Begin Stored rows
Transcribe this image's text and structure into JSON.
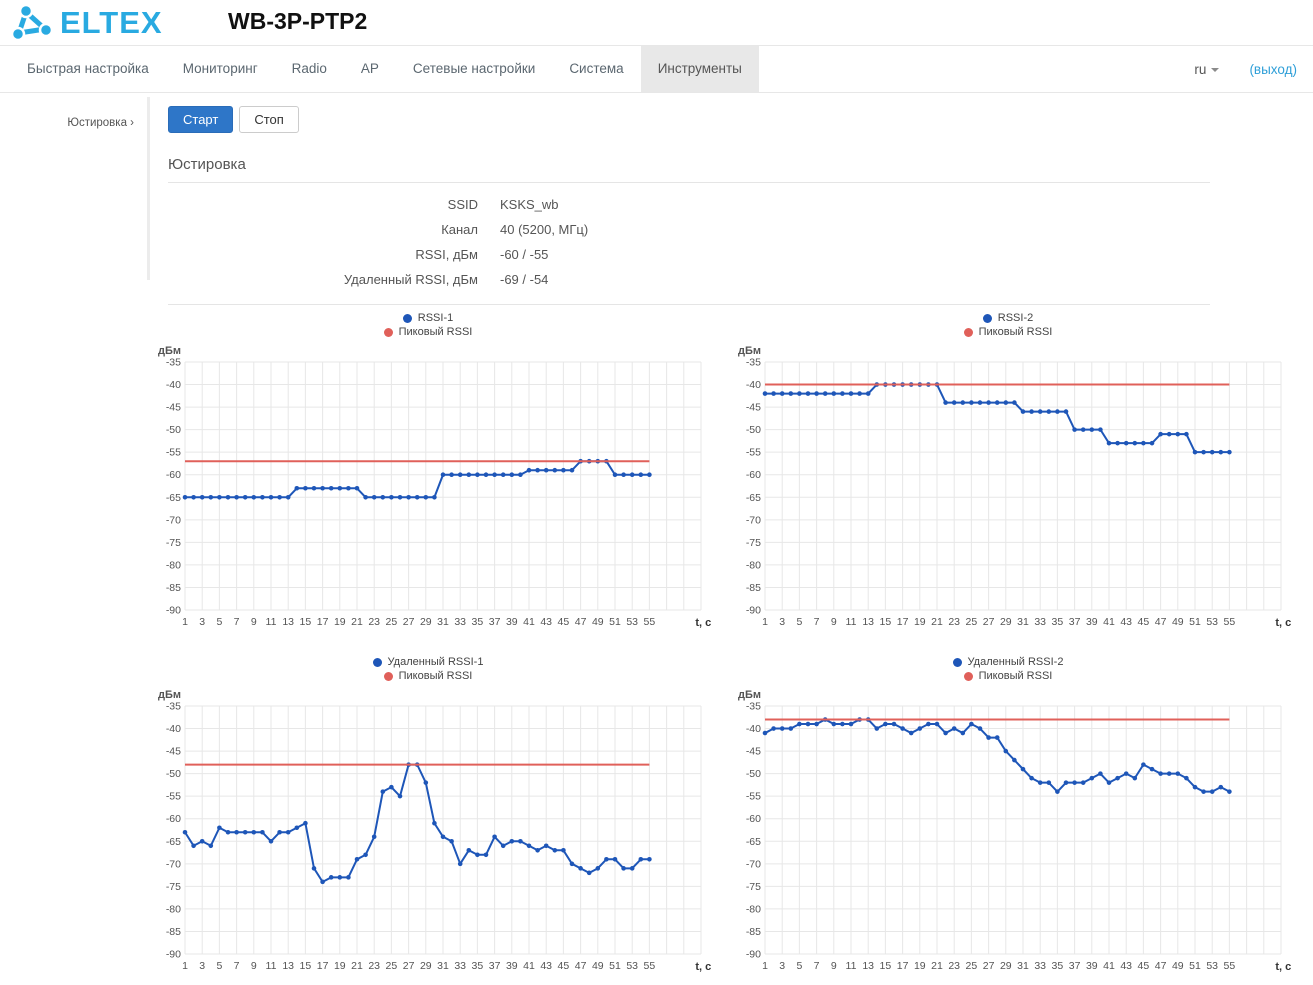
{
  "header": {
    "logo_text": "ELTEX",
    "title": "WB-3P-PTP2"
  },
  "nav": {
    "items": [
      {
        "label": "Быстрая настройка",
        "active": false
      },
      {
        "label": "Мониторинг",
        "active": false
      },
      {
        "label": "Radio",
        "active": false
      },
      {
        "label": "AP",
        "active": false
      },
      {
        "label": "Сетевые настройки",
        "active": false
      },
      {
        "label": "Система",
        "active": false
      },
      {
        "label": "Инструменты",
        "active": true
      }
    ],
    "language": "ru",
    "logout_label": "(выход)"
  },
  "sidebar": {
    "items": [
      {
        "label": "Юстировка ›"
      }
    ]
  },
  "toolbar": {
    "start_label": "Старт",
    "stop_label": "Стоп"
  },
  "section": {
    "title": "Юстировка",
    "fields": [
      {
        "label": "SSID",
        "value": "KSKS_wb"
      },
      {
        "label": "Канал",
        "value": "40 (5200, МГц)"
      },
      {
        "label": "RSSI, дБм",
        "value": "-60 / -55"
      },
      {
        "label": "Удаленный RSSI, дБм",
        "value": "-69 / -54"
      }
    ]
  },
  "colors": {
    "accent_button_blue": "#2e76c8",
    "logout_link_blue": "#2f9fd8",
    "logo_cyan": "#29aae1",
    "series_blue": "#1e56b8",
    "peak_red": "#e0605a",
    "grid_gray": "#e7e7e7",
    "axis_text": "#545454"
  },
  "chart_data": [
    {
      "type": "line",
      "xlabel": "t, c",
      "ylabel": "дБм",
      "xlim": [
        1,
        55
      ],
      "ylim": [
        -90,
        -35
      ],
      "grid": true,
      "legend_position": "top-center",
      "xticks": [
        1,
        3,
        5,
        7,
        9,
        11,
        13,
        15,
        17,
        19,
        21,
        23,
        25,
        27,
        29,
        31,
        33,
        35,
        37,
        39,
        41,
        43,
        45,
        47,
        49,
        51,
        53,
        55
      ],
      "yticks": [
        -35,
        -40,
        -45,
        -50,
        -55,
        -60,
        -65,
        -70,
        -75,
        -80,
        -85,
        -90
      ],
      "series": [
        {
          "name": "RSSI-1",
          "kind": "points-line",
          "color": "#1e56b8",
          "x_start": 1,
          "x_step": 1,
          "values": [
            -65,
            -65,
            -65,
            -65,
            -65,
            -65,
            -65,
            -65,
            -65,
            -65,
            -65,
            -65,
            -65,
            -63,
            -63,
            -63,
            -63,
            -63,
            -63,
            -63,
            -63,
            -65,
            -65,
            -65,
            -65,
            -65,
            -65,
            -65,
            -65,
            -65,
            -60,
            -60,
            -60,
            -60,
            -60,
            -60,
            -60,
            -60,
            -60,
            -60,
            -59,
            -59,
            -59,
            -59,
            -59,
            -59,
            -57,
            -57,
            -57,
            -57,
            -60,
            -60,
            -60,
            -60,
            -60
          ]
        },
        {
          "name": "Пиковый RSSI",
          "kind": "hline",
          "color": "#e0605a",
          "value": -57
        }
      ]
    },
    {
      "type": "line",
      "xlabel": "t, c",
      "ylabel": "дБм",
      "xlim": [
        1,
        55
      ],
      "ylim": [
        -90,
        -35
      ],
      "grid": true,
      "legend_position": "top-center",
      "xticks": [
        1,
        3,
        5,
        7,
        9,
        11,
        13,
        15,
        17,
        19,
        21,
        23,
        25,
        27,
        29,
        31,
        33,
        35,
        37,
        39,
        41,
        43,
        45,
        47,
        49,
        51,
        53,
        55
      ],
      "yticks": [
        -35,
        -40,
        -45,
        -50,
        -55,
        -60,
        -65,
        -70,
        -75,
        -80,
        -85,
        -90
      ],
      "series": [
        {
          "name": "RSSI-2",
          "kind": "points-line",
          "color": "#1e56b8",
          "x_start": 1,
          "x_step": 1,
          "values": [
            -42,
            -42,
            -42,
            -42,
            -42,
            -42,
            -42,
            -42,
            -42,
            -42,
            -42,
            -42,
            -42,
            -40,
            -40,
            -40,
            -40,
            -40,
            -40,
            -40,
            -40,
            -44,
            -44,
            -44,
            -44,
            -44,
            -44,
            -44,
            -44,
            -44,
            -46,
            -46,
            -46,
            -46,
            -46,
            -46,
            -50,
            -50,
            -50,
            -50,
            -53,
            -53,
            -53,
            -53,
            -53,
            -53,
            -51,
            -51,
            -51,
            -51,
            -55,
            -55,
            -55,
            -55,
            -55
          ]
        },
        {
          "name": "Пиковый RSSI",
          "kind": "hline",
          "color": "#e0605a",
          "value": -40
        }
      ]
    },
    {
      "type": "line",
      "xlabel": "t, c",
      "ylabel": "дБм",
      "xlim": [
        1,
        55
      ],
      "ylim": [
        -90,
        -35
      ],
      "grid": true,
      "legend_position": "top-center",
      "xticks": [
        1,
        3,
        5,
        7,
        9,
        11,
        13,
        15,
        17,
        19,
        21,
        23,
        25,
        27,
        29,
        31,
        33,
        35,
        37,
        39,
        41,
        43,
        45,
        47,
        49,
        51,
        53,
        55
      ],
      "yticks": [
        -35,
        -40,
        -45,
        -50,
        -55,
        -60,
        -65,
        -70,
        -75,
        -80,
        -85,
        -90
      ],
      "series": [
        {
          "name": "Удаленный RSSI-1",
          "kind": "points-line",
          "color": "#1e56b8",
          "x_start": 1,
          "x_step": 1,
          "values": [
            -63,
            -66,
            -65,
            -66,
            -62,
            -63,
            -63,
            -63,
            -63,
            -63,
            -65,
            -63,
            -63,
            -62,
            -61,
            -71,
            -74,
            -73,
            -73,
            -73,
            -69,
            -68,
            -64,
            -54,
            -53,
            -55,
            -48,
            -48,
            -52,
            -61,
            -64,
            -65,
            -70,
            -67,
            -68,
            -68,
            -64,
            -66,
            -65,
            -65,
            -66,
            -67,
            -66,
            -67,
            -67,
            -70,
            -71,
            -72,
            -71,
            -69,
            -69,
            -71,
            -71,
            -69,
            -69
          ]
        },
        {
          "name": "Пиковый RSSI",
          "kind": "hline",
          "color": "#e0605a",
          "value": -48
        }
      ]
    },
    {
      "type": "line",
      "xlabel": "t, c",
      "ylabel": "дБм",
      "xlim": [
        1,
        55
      ],
      "ylim": [
        -90,
        -35
      ],
      "grid": true,
      "legend_position": "top-center",
      "xticks": [
        1,
        3,
        5,
        7,
        9,
        11,
        13,
        15,
        17,
        19,
        21,
        23,
        25,
        27,
        29,
        31,
        33,
        35,
        37,
        39,
        41,
        43,
        45,
        47,
        49,
        51,
        53,
        55
      ],
      "yticks": [
        -35,
        -40,
        -45,
        -50,
        -55,
        -60,
        -65,
        -70,
        -75,
        -80,
        -85,
        -90
      ],
      "series": [
        {
          "name": "Удаленный RSSI-2",
          "kind": "points-line",
          "color": "#1e56b8",
          "x_start": 1,
          "x_step": 1,
          "values": [
            -41,
            -40,
            -40,
            -40,
            -39,
            -39,
            -39,
            -38,
            -39,
            -39,
            -39,
            -38,
            -38,
            -40,
            -39,
            -39,
            -40,
            -41,
            -40,
            -39,
            -39,
            -41,
            -40,
            -41,
            -39,
            -40,
            -42,
            -42,
            -45,
            -47,
            -49,
            -51,
            -52,
            -52,
            -54,
            -52,
            -52,
            -52,
            -51,
            -50,
            -52,
            -51,
            -50,
            -51,
            -48,
            -49,
            -50,
            -50,
            -50,
            -51,
            -53,
            -54,
            -54,
            -53,
            -54
          ]
        },
        {
          "name": "Пиковый RSSI",
          "kind": "hline",
          "color": "#e0605a",
          "value": -38
        }
      ]
    }
  ]
}
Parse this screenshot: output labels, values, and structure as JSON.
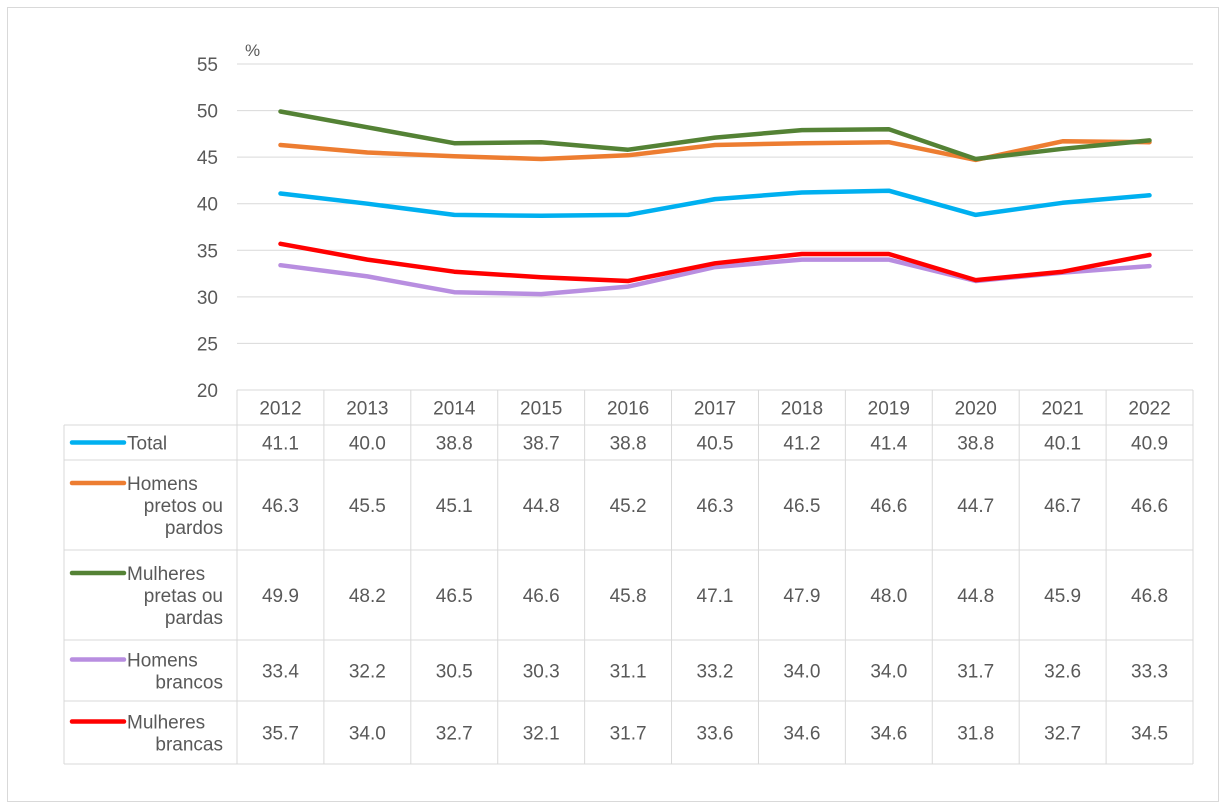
End Stored rows
◆ **Set task**
Gather all lines from the listing above in which "structure" occurs.

◆ **Answer in full**
Transcribe this image's text and structure into JSON.
Parse this screenshot: output labels, values, and structure as JSON.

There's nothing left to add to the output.